== EXERCISE ==
Single out the lines of the material that contain "JAVATESZT" and copy them.

(Stored data entries)
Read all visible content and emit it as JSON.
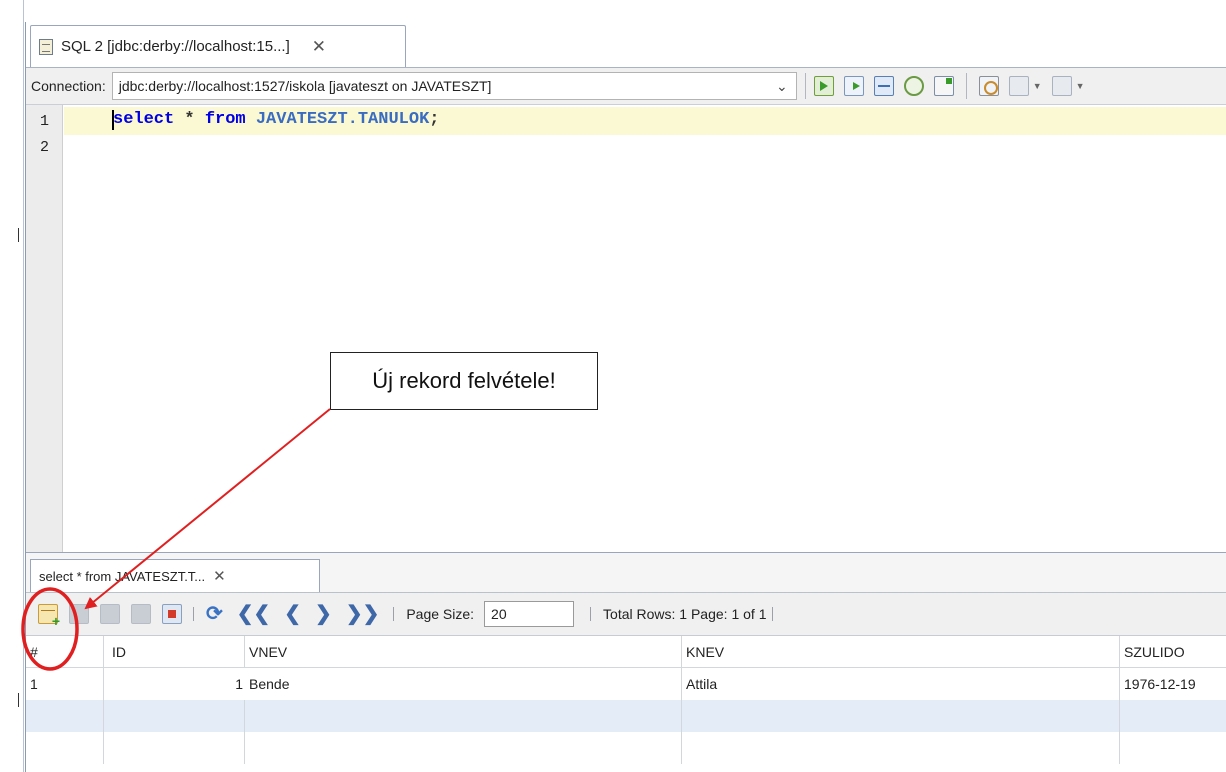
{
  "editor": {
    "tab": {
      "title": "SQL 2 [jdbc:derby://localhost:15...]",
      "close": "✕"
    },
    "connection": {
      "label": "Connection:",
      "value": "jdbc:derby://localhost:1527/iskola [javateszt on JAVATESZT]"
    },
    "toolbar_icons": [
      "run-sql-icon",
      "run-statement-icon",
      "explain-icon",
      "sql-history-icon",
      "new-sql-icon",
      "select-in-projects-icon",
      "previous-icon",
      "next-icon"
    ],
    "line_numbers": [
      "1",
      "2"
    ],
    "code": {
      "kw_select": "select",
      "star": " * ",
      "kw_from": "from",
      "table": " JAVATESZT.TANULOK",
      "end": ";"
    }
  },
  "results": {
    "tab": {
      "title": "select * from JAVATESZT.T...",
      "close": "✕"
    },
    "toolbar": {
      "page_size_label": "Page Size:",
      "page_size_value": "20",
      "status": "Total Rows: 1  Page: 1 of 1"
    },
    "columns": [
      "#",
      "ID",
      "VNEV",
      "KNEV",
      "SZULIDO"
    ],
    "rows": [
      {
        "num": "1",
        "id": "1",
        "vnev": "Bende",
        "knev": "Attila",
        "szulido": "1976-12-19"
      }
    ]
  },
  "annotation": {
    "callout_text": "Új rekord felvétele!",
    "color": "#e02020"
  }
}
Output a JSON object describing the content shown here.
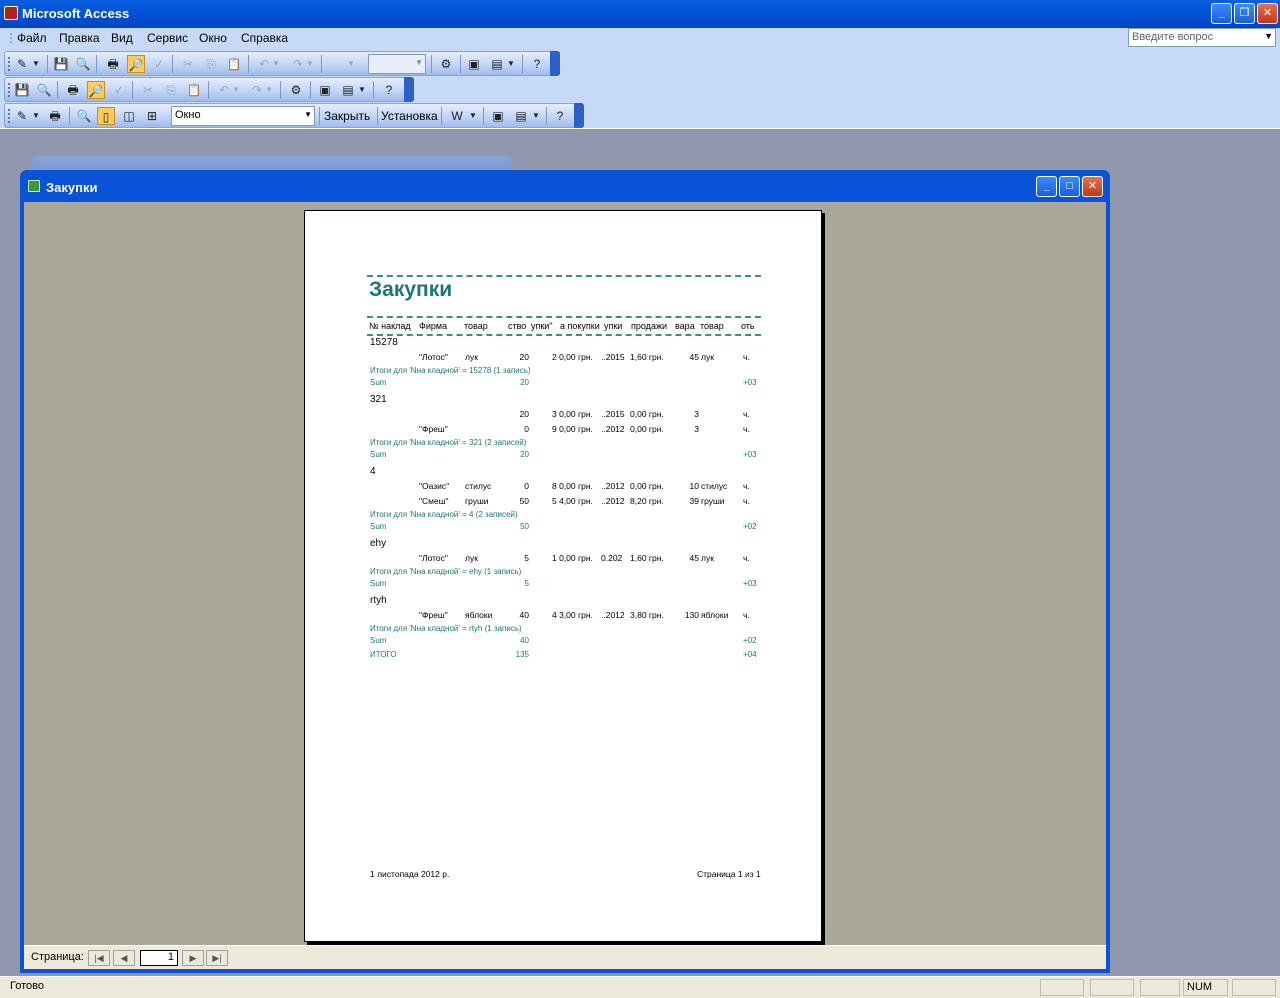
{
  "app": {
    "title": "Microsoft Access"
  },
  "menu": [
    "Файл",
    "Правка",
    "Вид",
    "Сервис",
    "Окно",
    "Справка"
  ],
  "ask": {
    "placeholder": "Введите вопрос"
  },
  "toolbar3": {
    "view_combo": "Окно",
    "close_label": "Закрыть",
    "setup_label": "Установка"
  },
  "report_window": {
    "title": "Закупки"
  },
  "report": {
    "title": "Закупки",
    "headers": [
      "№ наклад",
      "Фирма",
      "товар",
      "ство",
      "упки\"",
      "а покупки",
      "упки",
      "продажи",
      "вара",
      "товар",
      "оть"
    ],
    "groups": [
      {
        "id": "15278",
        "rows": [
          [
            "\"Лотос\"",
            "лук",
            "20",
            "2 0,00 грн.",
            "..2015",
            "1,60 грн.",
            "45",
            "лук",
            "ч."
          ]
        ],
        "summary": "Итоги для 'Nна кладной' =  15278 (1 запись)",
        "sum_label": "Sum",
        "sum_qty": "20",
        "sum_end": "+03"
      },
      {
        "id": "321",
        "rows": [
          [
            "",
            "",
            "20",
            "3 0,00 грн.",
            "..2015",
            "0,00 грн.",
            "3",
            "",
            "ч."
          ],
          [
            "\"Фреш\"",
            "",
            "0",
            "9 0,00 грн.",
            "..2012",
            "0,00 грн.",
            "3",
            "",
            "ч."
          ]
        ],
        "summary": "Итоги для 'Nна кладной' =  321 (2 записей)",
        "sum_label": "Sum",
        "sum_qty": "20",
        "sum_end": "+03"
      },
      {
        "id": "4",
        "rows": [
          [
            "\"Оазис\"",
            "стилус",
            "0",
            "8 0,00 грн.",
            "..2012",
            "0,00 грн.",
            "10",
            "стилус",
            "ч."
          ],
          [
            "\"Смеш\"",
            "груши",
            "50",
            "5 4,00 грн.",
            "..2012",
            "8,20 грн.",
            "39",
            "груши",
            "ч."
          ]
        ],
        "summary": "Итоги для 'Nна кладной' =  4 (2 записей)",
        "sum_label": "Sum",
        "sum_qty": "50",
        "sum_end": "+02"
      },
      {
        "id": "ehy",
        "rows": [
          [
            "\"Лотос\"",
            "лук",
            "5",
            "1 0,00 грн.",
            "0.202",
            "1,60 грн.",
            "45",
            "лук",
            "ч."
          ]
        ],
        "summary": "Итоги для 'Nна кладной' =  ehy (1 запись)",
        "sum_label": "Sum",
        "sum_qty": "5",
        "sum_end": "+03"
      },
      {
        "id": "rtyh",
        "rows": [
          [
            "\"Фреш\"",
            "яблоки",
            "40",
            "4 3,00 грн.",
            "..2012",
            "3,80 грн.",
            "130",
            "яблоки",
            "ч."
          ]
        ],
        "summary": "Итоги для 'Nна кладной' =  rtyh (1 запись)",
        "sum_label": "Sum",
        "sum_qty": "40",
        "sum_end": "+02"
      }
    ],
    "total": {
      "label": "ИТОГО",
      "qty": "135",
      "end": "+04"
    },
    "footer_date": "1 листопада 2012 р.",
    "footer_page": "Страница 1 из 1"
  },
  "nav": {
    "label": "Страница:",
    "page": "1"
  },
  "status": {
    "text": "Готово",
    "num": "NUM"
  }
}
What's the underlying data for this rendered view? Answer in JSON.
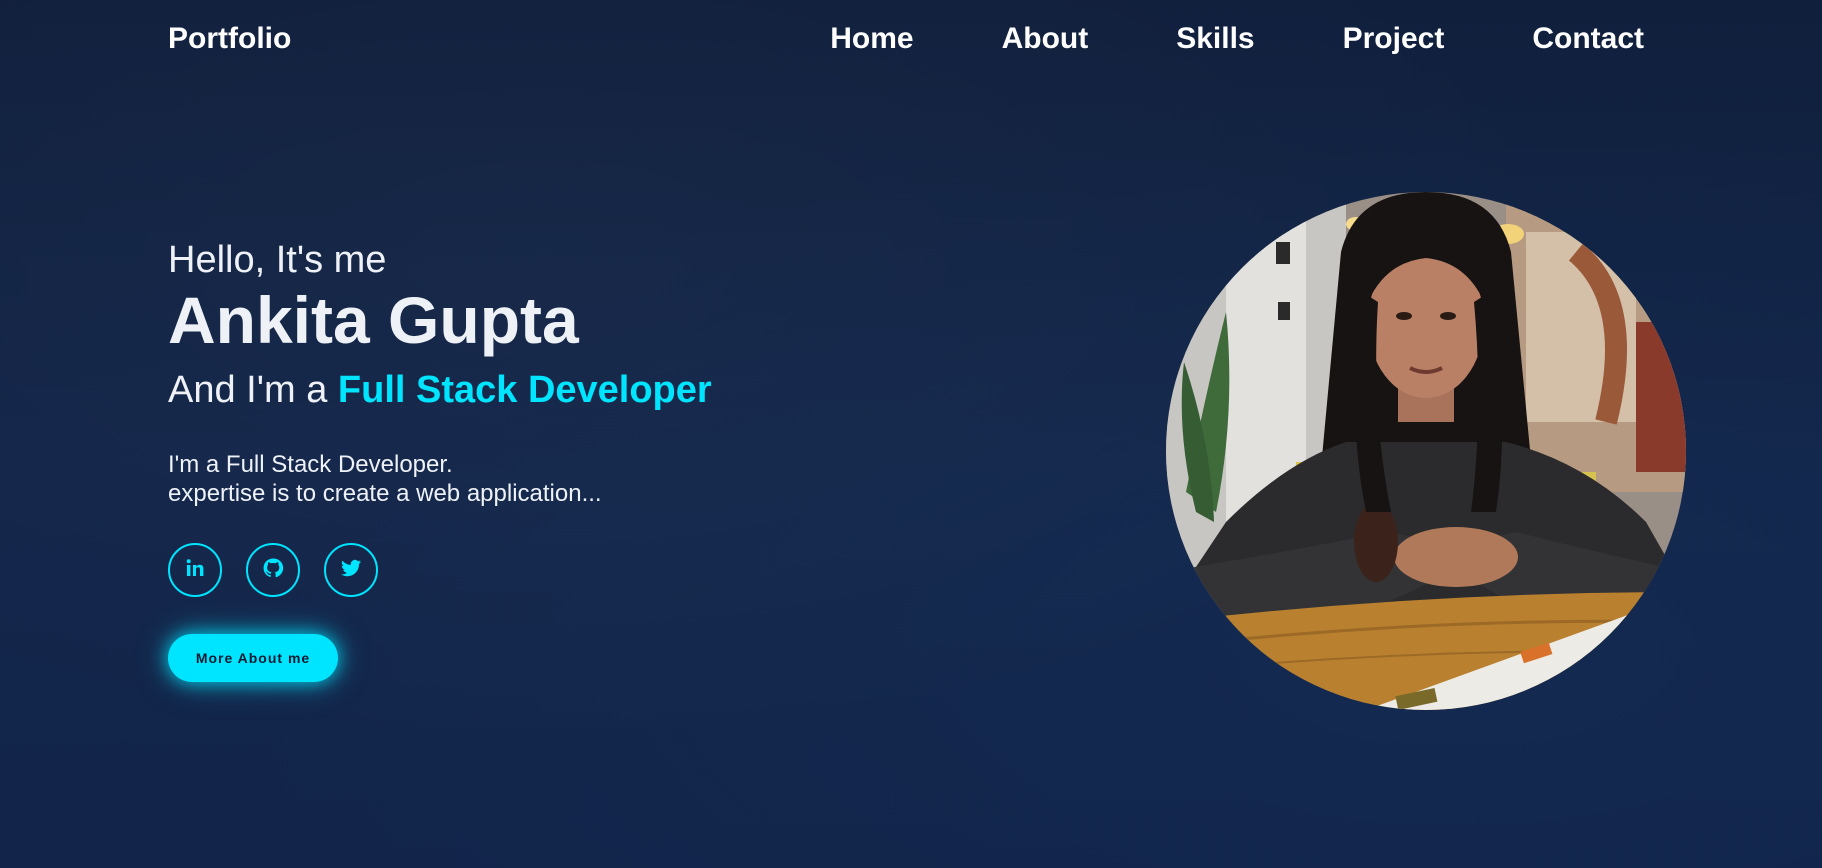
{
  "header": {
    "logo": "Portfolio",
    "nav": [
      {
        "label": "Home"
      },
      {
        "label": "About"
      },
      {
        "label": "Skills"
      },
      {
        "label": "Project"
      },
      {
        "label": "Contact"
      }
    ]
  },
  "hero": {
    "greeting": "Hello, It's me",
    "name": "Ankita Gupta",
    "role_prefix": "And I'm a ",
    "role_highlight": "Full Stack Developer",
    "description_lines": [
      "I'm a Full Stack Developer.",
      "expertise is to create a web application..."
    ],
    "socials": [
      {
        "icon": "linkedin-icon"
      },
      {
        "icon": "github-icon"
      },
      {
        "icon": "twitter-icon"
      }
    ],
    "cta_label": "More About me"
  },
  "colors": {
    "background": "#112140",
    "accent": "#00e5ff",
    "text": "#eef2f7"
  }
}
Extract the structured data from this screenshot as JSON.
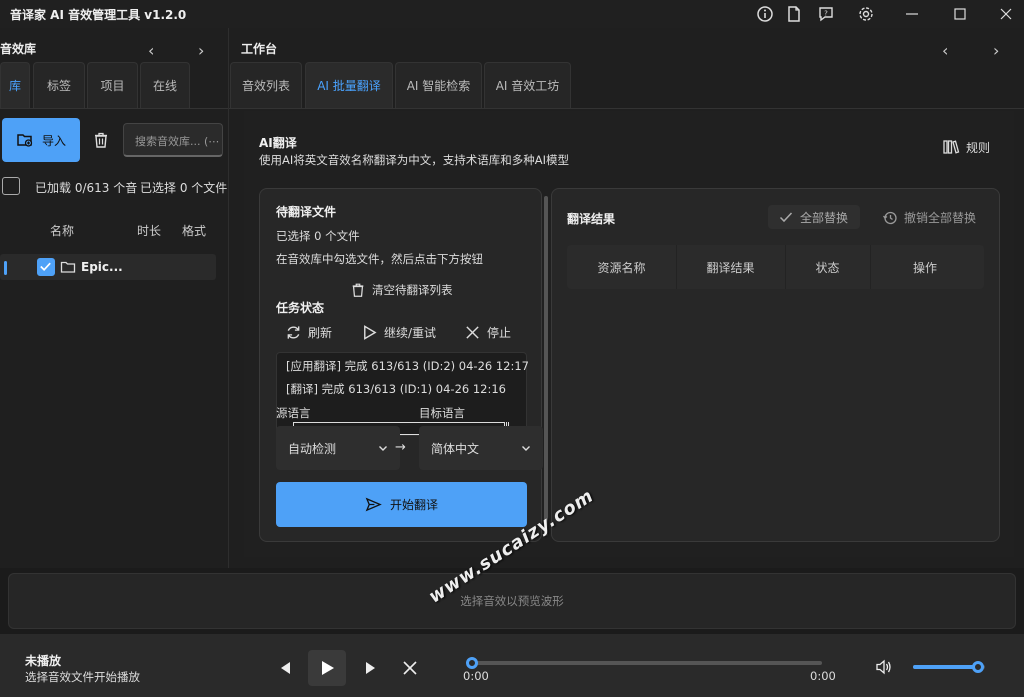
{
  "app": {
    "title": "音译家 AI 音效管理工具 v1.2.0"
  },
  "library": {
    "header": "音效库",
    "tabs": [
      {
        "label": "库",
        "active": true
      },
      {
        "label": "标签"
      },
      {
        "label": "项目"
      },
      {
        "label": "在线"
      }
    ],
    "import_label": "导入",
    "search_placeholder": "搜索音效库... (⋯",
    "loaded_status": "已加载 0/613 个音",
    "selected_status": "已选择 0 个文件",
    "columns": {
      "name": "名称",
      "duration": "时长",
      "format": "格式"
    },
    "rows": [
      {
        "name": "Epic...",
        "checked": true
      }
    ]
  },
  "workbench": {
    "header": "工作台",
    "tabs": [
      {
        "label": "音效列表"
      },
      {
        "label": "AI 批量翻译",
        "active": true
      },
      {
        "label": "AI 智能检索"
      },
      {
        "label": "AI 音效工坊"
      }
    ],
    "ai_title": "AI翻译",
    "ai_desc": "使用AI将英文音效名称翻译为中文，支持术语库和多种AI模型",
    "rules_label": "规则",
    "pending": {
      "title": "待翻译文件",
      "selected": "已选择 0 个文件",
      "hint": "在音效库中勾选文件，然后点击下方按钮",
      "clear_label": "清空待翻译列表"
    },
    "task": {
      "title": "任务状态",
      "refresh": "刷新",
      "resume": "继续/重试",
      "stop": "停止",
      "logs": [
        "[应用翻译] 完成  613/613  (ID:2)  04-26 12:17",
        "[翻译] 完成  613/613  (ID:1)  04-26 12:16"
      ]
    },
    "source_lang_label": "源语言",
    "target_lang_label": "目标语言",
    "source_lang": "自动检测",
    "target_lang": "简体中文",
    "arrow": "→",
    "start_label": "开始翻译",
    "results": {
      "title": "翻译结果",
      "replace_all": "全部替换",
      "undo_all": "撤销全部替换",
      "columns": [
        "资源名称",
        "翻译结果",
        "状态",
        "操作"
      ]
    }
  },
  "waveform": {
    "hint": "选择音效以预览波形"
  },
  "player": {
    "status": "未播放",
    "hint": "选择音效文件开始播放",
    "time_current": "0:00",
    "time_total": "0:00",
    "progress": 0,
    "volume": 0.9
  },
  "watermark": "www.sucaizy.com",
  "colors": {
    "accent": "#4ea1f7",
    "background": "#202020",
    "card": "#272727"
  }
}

== SOLUTION TO THIS PROBLEM ==
      "value": "jdbc:derby://localhost:1527/iskola [javateszt on JAVATESZT]"
      "table": " JAVATESZT.TANULOK",
      "title": "select * from JAVATESZT.T...",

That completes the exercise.